# start of Source material
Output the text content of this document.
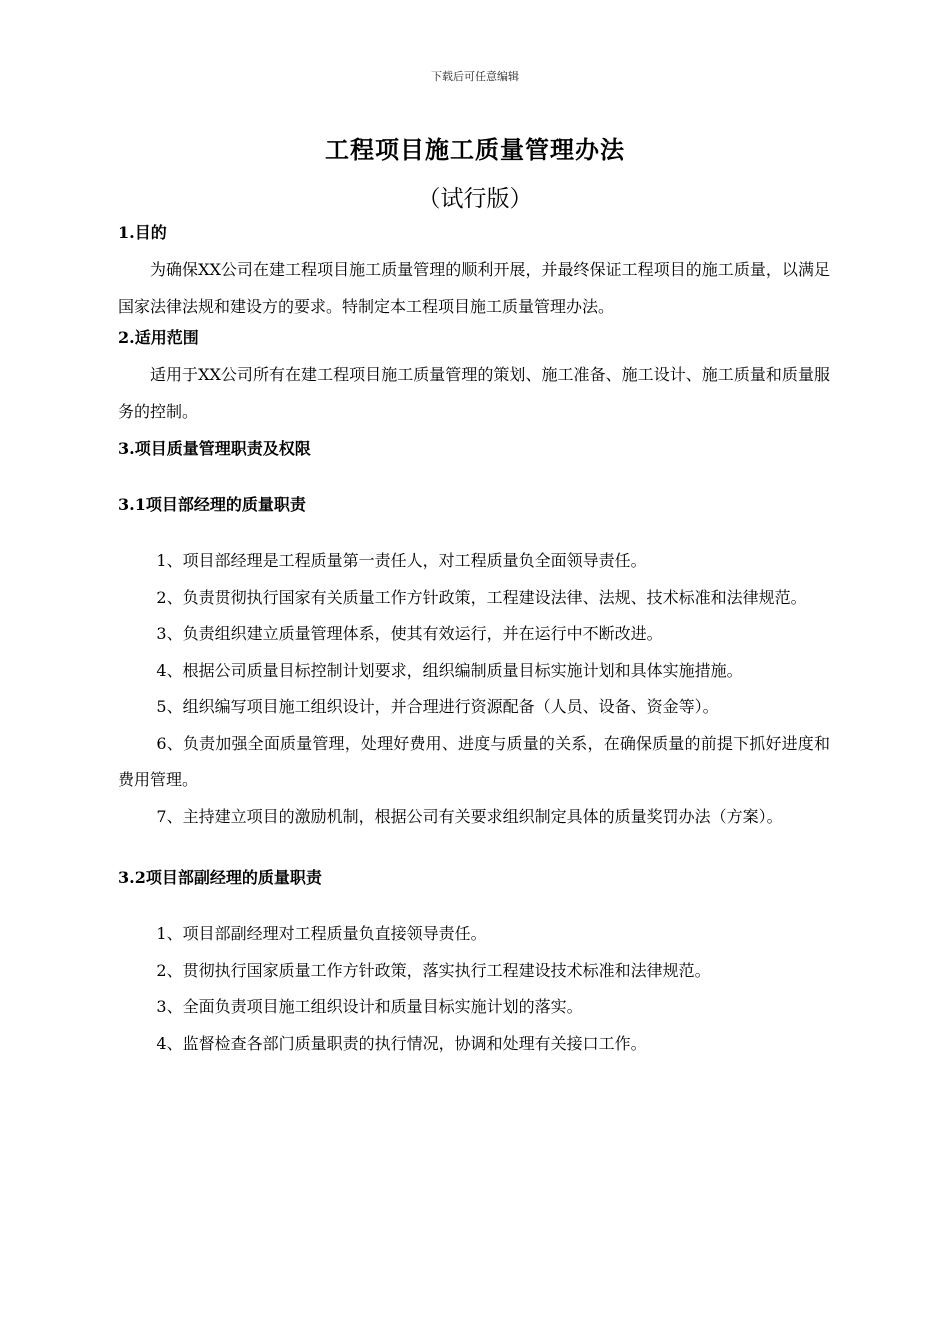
下载后可任意编辑
工程项目施工质量管理办法
（试行版）

1.目的

为确保XX公司在建工程项目施工质量管理的顺利开展，并最终保证工程项目的施工质量，以满足国家法律法规和建设方的要求。特制定本工程项目施工质量管理办法。

2.适用范围

适用于XX公司所有在建工程项目施工质量管理的策划、施工准备、施工设计、施工质量和质量服务的控制。

3.项目质量管理职责及权限

3.1项目部经理的质量职责

1、项目部经理是工程质量第一责任人，对工程质量负全面领导责任。

2、负责贯彻执行国家有关质量工作方针政策，工程建设法律、法规、技术标准和法律规范。

3、负责组织建立质量管理体系，使其有效运行，并在运行中不断改进。

4、根据公司质量目标控制计划要求，组织编制质量目标实施计划和具体实施措施。

5、组织编写项目施工组织设计，并合理进行资源配备（人员、设备、资金等）。

6、负责加强全面质量管理，处理好费用、进度与质量的关系，在确保质量的前提下抓好进度和费用管理。

7、主持建立项目的激励机制，根据公司有关要求组织制定具体的质量奖罚办法（方案）。

3.2项目部副经理的质量职责

1、项目部副经理对工程质量负直接领导责任。

2、贯彻执行国家质量工作方针政策，落实执行工程建设技术标准和法律规范。

3、全面负责项目施工组织设计和质量目标实施计划的落实。

4、监督检查各部门质量职责的执行情况，协调和处理有关接口工作。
# end of Source material
→ **Task to carry out**: Every entry must be reproduced exactly, with the images left out.

→ **Task solution**:
Output the text content of this document.
下载后可任意编辑
工程项目施工质量管理办法
（试行版）

1.目的

为确保XX公司在建工程项目施工质量管理的顺利开展，并最终保证工程项目的施工质量，以满足国家法律法规和建设方的要求。特制定本工程项目施工质量管理办法。

2.适用范围

适用于XX公司所有在建工程项目施工质量管理的策划、施工准备、施工设计、施工质量和质量服务的控制。

3.项目质量管理职责及权限

3.1项目部经理的质量职责

1、项目部经理是工程质量第一责任人，对工程质量负全面领导责任。

2、负责贯彻执行国家有关质量工作方针政策，工程建设法律、法规、技术标准和法律规范。

3、负责组织建立质量管理体系，使其有效运行，并在运行中不断改进。

4、根据公司质量目标控制计划要求，组织编制质量目标实施计划和具体实施措施。

5、组织编写项目施工组织设计，并合理进行资源配备（人员、设备、资金等）。

6、负责加强全面质量管理，处理好费用、进度与质量的关系，在确保质量的前提下抓好进度和费用管理。

7、主持建立项目的激励机制，根据公司有关要求组织制定具体的质量奖罚办法（方案）。

3.2项目部副经理的质量职责

1、项目部副经理对工程质量负直接领导责任。

2、贯彻执行国家质量工作方针政策，落实执行工程建设技术标准和法律规范。

3、全面负责项目施工组织设计和质量目标实施计划的落实。

4、监督检查各部门质量职责的执行情况，协调和处理有关接口工作。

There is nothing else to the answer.